---- Material provided

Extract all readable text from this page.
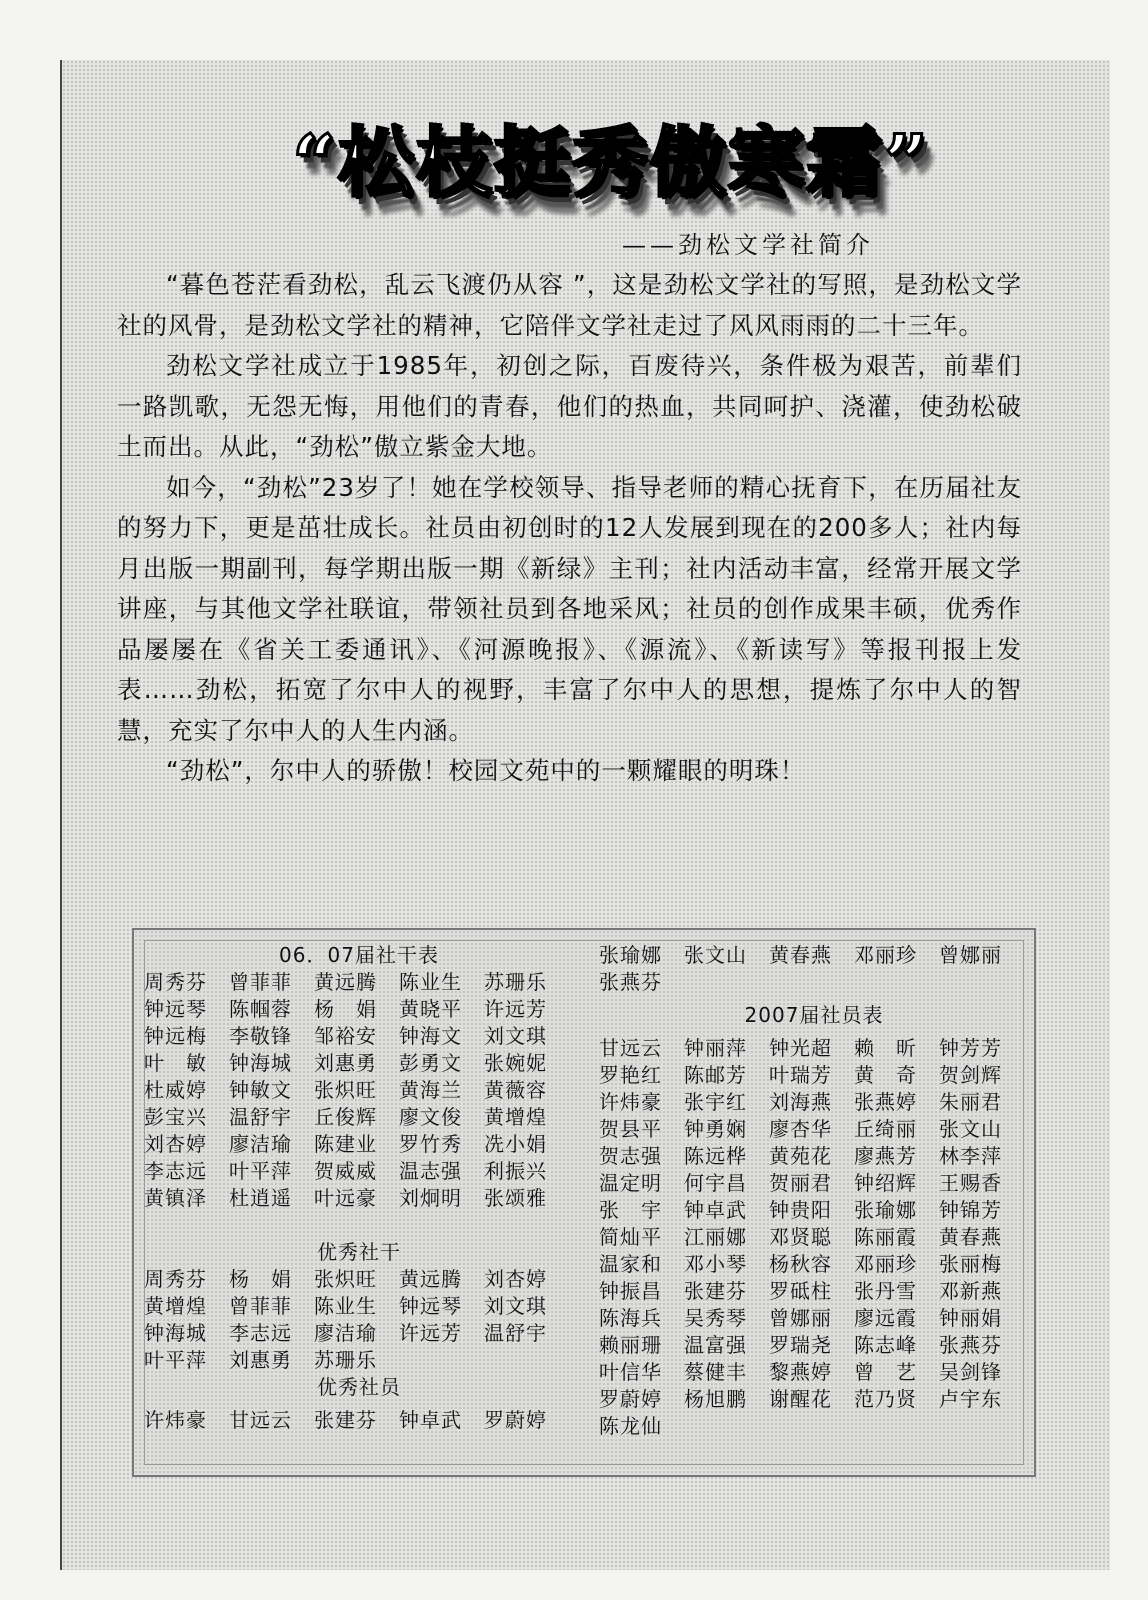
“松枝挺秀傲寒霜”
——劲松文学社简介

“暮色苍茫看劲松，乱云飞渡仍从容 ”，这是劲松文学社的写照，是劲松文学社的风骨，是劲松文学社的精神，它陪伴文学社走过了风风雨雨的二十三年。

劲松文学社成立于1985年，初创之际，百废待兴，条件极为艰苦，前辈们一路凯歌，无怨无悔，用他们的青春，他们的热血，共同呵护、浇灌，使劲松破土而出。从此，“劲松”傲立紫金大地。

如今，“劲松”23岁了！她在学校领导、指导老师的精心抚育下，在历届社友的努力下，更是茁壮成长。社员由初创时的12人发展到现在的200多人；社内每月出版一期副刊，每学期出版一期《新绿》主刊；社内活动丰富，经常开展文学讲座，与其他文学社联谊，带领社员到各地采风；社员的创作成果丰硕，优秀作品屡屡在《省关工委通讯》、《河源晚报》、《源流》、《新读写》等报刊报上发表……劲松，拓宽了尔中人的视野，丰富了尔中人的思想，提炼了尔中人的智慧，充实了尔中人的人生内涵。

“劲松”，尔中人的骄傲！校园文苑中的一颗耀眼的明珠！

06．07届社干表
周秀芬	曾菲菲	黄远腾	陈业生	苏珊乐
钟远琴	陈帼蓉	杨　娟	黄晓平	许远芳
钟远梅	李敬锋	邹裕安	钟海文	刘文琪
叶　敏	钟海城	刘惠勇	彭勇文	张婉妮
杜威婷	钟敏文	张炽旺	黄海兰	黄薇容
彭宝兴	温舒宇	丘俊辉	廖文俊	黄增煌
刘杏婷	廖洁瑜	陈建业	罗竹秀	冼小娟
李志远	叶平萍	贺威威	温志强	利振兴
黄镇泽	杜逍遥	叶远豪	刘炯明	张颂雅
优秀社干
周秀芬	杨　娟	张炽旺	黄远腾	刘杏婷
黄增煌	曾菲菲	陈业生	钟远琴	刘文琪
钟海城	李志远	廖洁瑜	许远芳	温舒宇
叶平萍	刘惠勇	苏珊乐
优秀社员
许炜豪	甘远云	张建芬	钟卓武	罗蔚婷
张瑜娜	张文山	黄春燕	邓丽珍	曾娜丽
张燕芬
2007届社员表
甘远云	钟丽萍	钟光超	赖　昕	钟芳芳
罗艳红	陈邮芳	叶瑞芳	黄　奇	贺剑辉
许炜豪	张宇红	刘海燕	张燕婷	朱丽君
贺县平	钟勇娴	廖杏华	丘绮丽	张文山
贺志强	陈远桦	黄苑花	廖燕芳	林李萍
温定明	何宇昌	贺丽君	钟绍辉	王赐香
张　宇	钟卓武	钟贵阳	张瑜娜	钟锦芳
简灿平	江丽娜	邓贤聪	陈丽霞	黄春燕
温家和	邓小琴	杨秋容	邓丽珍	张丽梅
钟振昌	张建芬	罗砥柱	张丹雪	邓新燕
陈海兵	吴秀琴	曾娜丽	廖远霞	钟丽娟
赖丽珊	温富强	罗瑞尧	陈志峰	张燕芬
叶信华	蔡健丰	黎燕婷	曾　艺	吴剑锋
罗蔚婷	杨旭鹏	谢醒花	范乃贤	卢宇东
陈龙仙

--------

> [Directive]: Leave out every picture and copy the rest of the records exactly.

> [Expected answer]:
Extract all readable text from this page.
“松枝挺秀傲寒霜”
——劲松文学社简介

“暮色苍茫看劲松，乱云飞渡仍从容 ”，这是劲松文学社的写照，是劲松文学社的风骨，是劲松文学社的精神，它陪伴文学社走过了风风雨雨的二十三年。

劲松文学社成立于1985年，初创之际，百废待兴，条件极为艰苦，前辈们一路凯歌，无怨无悔，用他们的青春，他们的热血，共同呵护、浇灌，使劲松破土而出。从此，“劲松”傲立紫金大地。

如今，“劲松”23岁了！她在学校领导、指导老师的精心抚育下，在历届社友的努力下，更是茁壮成长。社员由初创时的12人发展到现在的200多人；社内每月出版一期副刊，每学期出版一期《新绿》主刊；社内活动丰富，经常开展文学讲座，与其他文学社联谊，带领社员到各地采风；社员的创作成果丰硕，优秀作品屡屡在《省关工委通讯》、《河源晚报》、《源流》、《新读写》等报刊报上发表……劲松，拓宽了尔中人的视野，丰富了尔中人的思想，提炼了尔中人的智慧，充实了尔中人的人生内涵。

“劲松”，尔中人的骄傲！校园文苑中的一颗耀眼的明珠！

06．07届社干表
周秀芬	曾菲菲	黄远腾	陈业生	苏珊乐
钟远琴	陈帼蓉	杨　娟	黄晓平	许远芳
钟远梅	李敬锋	邹裕安	钟海文	刘文琪
叶　敏	钟海城	刘惠勇	彭勇文	张婉妮
杜威婷	钟敏文	张炽旺	黄海兰	黄薇容
彭宝兴	温舒宇	丘俊辉	廖文俊	黄增煌
刘杏婷	廖洁瑜	陈建业	罗竹秀	冼小娟
李志远	叶平萍	贺威威	温志强	利振兴
黄镇泽	杜逍遥	叶远豪	刘炯明	张颂雅
优秀社干
周秀芬	杨　娟	张炽旺	黄远腾	刘杏婷
黄增煌	曾菲菲	陈业生	钟远琴	刘文琪
钟海城	李志远	廖洁瑜	许远芳	温舒宇
叶平萍	刘惠勇	苏珊乐
优秀社员
许炜豪	甘远云	张建芬	钟卓武	罗蔚婷
张瑜娜	张文山	黄春燕	邓丽珍	曾娜丽
张燕芬
2007届社员表
甘远云	钟丽萍	钟光超	赖　昕	钟芳芳
罗艳红	陈邮芳	叶瑞芳	黄　奇	贺剑辉
许炜豪	张宇红	刘海燕	张燕婷	朱丽君
贺县平	钟勇娴	廖杏华	丘绮丽	张文山
贺志强	陈远桦	黄苑花	廖燕芳	林李萍
温定明	何宇昌	贺丽君	钟绍辉	王赐香
张　宇	钟卓武	钟贵阳	张瑜娜	钟锦芳
简灿平	江丽娜	邓贤聪	陈丽霞	黄春燕
温家和	邓小琴	杨秋容	邓丽珍	张丽梅
钟振昌	张建芬	罗砥柱	张丹雪	邓新燕
陈海兵	吴秀琴	曾娜丽	廖远霞	钟丽娟
赖丽珊	温富强	罗瑞尧	陈志峰	张燕芬
叶信华	蔡健丰	黎燕婷	曾　艺	吴剑锋
罗蔚婷	杨旭鹏	谢醒花	范乃贤	卢宇东
陈龙仙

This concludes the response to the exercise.